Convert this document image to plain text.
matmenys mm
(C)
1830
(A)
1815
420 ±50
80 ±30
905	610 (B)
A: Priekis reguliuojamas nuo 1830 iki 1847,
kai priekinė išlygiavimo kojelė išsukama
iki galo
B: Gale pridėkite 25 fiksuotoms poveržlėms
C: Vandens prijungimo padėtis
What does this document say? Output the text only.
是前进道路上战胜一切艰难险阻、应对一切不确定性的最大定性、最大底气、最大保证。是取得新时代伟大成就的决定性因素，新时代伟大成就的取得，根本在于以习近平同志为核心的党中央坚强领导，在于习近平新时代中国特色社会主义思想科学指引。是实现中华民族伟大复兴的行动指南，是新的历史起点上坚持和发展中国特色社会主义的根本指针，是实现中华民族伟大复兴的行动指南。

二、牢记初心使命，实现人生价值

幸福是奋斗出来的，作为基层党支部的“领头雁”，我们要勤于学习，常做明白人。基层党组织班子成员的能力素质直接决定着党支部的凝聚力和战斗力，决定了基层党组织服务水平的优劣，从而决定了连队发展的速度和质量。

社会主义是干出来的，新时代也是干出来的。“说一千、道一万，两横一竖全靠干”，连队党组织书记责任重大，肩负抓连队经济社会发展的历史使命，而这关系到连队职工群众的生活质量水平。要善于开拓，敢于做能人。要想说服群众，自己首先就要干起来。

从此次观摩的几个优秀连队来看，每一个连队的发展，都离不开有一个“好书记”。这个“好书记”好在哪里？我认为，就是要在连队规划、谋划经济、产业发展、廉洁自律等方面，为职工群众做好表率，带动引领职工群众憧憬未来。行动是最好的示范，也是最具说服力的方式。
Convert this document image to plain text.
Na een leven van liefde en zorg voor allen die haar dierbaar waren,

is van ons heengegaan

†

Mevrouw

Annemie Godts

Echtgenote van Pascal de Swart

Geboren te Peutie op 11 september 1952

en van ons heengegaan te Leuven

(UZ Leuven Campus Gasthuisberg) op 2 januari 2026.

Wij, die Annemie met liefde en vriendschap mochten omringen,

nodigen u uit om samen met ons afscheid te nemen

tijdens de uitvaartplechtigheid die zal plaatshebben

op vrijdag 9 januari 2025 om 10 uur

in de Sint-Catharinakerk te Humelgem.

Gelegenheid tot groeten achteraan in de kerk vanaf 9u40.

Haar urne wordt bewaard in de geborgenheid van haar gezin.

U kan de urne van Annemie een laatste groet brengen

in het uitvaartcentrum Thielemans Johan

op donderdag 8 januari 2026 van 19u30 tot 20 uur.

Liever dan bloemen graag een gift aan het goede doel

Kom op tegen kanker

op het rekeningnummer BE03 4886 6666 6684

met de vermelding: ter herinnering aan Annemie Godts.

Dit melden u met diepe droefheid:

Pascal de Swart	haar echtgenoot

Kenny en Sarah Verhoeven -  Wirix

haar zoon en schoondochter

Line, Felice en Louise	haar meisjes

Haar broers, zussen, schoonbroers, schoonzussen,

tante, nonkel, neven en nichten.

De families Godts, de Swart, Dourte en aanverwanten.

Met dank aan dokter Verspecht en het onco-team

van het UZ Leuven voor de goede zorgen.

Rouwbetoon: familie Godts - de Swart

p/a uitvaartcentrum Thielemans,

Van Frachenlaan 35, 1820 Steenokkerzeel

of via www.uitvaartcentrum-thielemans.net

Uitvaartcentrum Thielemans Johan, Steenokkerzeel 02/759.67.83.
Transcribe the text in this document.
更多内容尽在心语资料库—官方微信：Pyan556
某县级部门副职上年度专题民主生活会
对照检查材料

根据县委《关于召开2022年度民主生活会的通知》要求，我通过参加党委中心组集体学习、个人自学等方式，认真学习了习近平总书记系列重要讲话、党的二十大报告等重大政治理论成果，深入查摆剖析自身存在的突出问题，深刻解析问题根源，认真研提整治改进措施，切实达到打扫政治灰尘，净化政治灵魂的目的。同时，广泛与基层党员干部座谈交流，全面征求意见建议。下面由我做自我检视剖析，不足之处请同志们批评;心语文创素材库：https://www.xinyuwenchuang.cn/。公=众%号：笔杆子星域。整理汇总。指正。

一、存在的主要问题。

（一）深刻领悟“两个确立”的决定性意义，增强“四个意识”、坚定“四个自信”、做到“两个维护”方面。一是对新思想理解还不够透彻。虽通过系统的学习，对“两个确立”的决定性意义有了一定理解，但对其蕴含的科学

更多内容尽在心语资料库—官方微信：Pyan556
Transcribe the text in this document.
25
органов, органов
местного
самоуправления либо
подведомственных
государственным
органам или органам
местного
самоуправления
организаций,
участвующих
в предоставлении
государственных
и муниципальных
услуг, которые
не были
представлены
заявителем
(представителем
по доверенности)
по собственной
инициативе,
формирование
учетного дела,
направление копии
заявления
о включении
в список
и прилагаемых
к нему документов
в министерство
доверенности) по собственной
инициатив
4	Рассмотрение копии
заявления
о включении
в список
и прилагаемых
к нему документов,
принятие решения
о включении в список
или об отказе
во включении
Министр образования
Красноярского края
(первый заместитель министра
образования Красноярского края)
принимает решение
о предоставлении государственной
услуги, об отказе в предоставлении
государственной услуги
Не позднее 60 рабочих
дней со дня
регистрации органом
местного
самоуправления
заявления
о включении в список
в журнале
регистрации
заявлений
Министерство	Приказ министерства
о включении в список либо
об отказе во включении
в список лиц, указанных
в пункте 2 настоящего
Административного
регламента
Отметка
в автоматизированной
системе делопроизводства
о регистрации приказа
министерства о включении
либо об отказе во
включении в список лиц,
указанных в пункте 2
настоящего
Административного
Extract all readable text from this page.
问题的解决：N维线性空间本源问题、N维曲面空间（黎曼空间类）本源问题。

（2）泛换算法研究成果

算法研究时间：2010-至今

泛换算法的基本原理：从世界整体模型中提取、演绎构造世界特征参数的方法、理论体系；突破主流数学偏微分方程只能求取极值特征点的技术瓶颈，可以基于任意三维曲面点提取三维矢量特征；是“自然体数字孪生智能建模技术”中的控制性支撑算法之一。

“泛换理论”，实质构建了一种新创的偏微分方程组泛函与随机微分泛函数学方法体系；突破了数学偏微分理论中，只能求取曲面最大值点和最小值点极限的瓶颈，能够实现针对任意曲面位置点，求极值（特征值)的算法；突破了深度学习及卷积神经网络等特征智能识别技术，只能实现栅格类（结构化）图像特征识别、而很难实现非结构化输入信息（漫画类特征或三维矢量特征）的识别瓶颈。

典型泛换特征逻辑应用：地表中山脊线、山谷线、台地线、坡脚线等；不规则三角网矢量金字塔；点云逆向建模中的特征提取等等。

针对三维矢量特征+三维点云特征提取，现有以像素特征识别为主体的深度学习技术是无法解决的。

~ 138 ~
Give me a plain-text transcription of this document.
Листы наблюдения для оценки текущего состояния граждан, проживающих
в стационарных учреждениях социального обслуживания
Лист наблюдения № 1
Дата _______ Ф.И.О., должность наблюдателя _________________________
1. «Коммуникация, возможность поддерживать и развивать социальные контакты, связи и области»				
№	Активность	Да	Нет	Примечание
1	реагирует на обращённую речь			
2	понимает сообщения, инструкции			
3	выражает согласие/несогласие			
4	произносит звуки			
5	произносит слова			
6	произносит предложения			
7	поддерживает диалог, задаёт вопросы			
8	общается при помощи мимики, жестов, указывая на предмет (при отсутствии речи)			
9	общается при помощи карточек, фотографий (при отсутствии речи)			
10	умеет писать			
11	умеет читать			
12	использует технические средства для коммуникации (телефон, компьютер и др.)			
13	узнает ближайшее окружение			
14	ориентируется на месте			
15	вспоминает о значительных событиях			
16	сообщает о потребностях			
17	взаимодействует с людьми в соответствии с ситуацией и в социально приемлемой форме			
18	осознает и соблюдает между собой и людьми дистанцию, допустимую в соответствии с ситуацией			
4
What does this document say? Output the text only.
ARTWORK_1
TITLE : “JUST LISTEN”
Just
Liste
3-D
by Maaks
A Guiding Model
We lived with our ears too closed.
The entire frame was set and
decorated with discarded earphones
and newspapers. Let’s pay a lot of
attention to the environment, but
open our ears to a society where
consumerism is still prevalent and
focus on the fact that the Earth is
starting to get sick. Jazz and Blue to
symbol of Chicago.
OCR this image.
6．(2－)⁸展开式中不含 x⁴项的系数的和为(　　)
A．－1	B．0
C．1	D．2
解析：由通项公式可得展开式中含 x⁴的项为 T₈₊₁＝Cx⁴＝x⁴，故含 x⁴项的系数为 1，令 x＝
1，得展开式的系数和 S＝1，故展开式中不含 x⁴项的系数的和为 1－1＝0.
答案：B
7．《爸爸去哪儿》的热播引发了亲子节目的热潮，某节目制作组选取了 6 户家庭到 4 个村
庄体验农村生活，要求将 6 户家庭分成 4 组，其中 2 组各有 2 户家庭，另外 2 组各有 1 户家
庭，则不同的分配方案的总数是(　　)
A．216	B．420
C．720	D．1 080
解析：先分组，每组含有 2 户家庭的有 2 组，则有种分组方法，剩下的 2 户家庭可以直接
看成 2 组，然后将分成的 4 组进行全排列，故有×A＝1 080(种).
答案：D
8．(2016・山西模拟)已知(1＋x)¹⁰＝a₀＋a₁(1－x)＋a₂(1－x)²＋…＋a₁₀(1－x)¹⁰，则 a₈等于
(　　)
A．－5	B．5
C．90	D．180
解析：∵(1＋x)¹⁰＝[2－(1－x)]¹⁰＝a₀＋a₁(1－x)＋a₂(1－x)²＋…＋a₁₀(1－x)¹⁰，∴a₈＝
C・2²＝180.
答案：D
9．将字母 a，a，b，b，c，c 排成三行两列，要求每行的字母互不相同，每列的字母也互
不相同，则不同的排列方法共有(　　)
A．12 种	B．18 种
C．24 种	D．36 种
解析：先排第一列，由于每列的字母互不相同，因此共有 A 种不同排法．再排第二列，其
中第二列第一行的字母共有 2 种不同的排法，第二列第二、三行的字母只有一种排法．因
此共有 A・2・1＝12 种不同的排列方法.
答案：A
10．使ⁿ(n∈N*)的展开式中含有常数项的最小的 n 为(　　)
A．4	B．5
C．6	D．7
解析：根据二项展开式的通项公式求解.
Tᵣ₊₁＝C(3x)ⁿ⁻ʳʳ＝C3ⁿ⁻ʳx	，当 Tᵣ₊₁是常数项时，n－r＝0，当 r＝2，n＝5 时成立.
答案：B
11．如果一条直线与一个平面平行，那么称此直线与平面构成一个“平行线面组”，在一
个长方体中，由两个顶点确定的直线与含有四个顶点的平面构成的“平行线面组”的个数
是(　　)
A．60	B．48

Exercise task: Each line containing the word "указанных" counts once; say how many such lines there are, giving only the number.

Correct result: 2